* _EXERCISE_
Write out every entry word for word.

* _EXTRACTED RECORDS_
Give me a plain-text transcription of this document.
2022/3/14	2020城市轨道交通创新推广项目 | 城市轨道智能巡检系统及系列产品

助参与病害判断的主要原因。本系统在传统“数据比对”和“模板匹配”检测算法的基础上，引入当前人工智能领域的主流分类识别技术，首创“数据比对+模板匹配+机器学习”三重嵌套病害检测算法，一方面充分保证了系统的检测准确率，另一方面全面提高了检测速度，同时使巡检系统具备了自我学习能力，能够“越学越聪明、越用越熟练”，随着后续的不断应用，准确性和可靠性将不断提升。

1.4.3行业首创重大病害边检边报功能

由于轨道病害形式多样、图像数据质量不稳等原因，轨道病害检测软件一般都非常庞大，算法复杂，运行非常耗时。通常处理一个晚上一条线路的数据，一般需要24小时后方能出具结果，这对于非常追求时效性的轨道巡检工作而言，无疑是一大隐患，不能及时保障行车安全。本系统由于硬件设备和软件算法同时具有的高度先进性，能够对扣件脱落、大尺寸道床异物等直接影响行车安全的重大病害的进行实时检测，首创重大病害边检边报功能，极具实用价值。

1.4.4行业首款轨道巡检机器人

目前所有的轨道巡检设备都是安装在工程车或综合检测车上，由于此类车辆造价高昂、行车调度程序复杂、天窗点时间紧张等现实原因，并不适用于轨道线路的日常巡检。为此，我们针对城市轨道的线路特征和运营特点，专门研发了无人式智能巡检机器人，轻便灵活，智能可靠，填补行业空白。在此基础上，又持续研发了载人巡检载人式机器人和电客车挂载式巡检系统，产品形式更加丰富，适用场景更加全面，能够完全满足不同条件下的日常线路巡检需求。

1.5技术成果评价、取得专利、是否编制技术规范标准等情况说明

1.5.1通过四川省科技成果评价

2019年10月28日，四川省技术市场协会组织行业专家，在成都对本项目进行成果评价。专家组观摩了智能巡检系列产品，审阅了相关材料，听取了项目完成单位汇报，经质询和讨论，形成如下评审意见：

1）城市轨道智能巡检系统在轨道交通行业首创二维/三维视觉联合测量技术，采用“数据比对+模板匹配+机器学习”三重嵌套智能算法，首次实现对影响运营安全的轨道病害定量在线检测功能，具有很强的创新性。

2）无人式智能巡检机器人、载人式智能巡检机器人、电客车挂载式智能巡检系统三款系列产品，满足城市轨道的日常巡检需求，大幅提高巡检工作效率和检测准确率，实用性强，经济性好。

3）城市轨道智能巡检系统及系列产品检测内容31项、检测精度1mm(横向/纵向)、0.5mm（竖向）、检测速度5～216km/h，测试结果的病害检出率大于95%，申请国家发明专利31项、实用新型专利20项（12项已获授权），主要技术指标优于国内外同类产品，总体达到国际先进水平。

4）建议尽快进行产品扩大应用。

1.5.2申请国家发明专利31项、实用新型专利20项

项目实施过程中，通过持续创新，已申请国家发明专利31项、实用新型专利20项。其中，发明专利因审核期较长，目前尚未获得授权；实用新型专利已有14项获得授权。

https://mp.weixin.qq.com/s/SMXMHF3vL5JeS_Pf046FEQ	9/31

* _ANSWER FOR THIS EXERCISE_
Give me a plain-text transcription of this document.
2022/3/14	2020城市轨道交通创新推广项目 | 城市轨道智能巡检系统及系列产品

助参与病害判断的主要原因。本系统在传统“数据比对”和“模板匹配”检测算法的基础上，引入当前人工智能领域的主流分类识别技术，首创“数据比对+模板匹配+机器学习”三重嵌套病害检测算法，一方面充分保证了系统的检测准确率，另一方面全面提高了检测速度，同时使巡检系统具备了自我学习能力，能够“越学越聪明、越用越熟练”，随着后续的不断应用，准确性和可靠性将不断提升。

1.4.3行业首创重大病害边检边报功能

由于轨道病害形式多样、图像数据质量不稳等原因，轨道病害检测软件一般都非常庞大，算法复杂，运行非常耗时。通常处理一个晚上一条线路的数据，一般需要24小时后方能出具结果，这对于非常追求时效性的轨道巡检工作而言，无疑是一大隐患，不能及时保障行车安全。本系统由于硬件设备和软件算法同时具有的高度先进性，能够对扣件脱落、大尺寸道床异物等直接影响行车安全的重大病害的进行实时检测，首创重大病害边检边报功能，极具实用价值。

1.4.4行业首款轨道巡检机器人

目前所有的轨道巡检设备都是安装在工程车或综合检测车上，由于此类车辆造价高昂、行车调度程序复杂、天窗点时间紧张等现实原因，并不适用于轨道线路的日常巡检。为此，我们针对城市轨道的线路特征和运营特点，专门研发了无人式智能巡检机器人，轻便灵活，智能可靠，填补行业空白。在此基础上，又持续研发了载人巡检载人式机器人和电客车挂载式巡检系统，产品形式更加丰富，适用场景更加全面，能够完全满足不同条件下的日常线路巡检需求。

1.5技术成果评价、取得专利、是否编制技术规范标准等情况说明

1.5.1通过四川省科技成果评价

2019年10月28日，四川省技术市场协会组织行业专家，在成都对本项目进行成果评价。专家组观摩了智能巡检系列产品，审阅了相关材料，听取了项目完成单位汇报，经质询和讨论，形成如下评审意见：

1）城市轨道智能巡检系统在轨道交通行业首创二维/三维视觉联合测量技术，采用“数据比对+模板匹配+机器学习”三重嵌套智能算法，首次实现对影响运营安全的轨道病害定量在线检测功能，具有很强的创新性。

2）无人式智能巡检机器人、载人式智能巡检机器人、电客车挂载式智能巡检系统三款系列产品，满足城市轨道的日常巡检需求，大幅提高巡检工作效率和检测准确率，实用性强，经济性好。

3）城市轨道智能巡检系统及系列产品检测内容31项、检测精度1mm(横向/纵向)、0.5mm（竖向）、检测速度5～216km/h，测试结果的病害检出率大于95%，申请国家发明专利31项、实用新型专利20项（12项已获授权），主要技术指标优于国内外同类产品，总体达到国际先进水平。

4）建议尽快进行产品扩大应用。

1.5.2申请国家发明专利31项、实用新型专利20项

项目实施过程中，通过持续创新，已申请国家发明专利31项、实用新型专利20项。其中，发明专利因审核期较长，目前尚未获得授权；实用新型专利已有14项获得授权。

https://mp.weixin.qq.com/s/SMXMHF3vL5JeS_Pf046FEQ	9/31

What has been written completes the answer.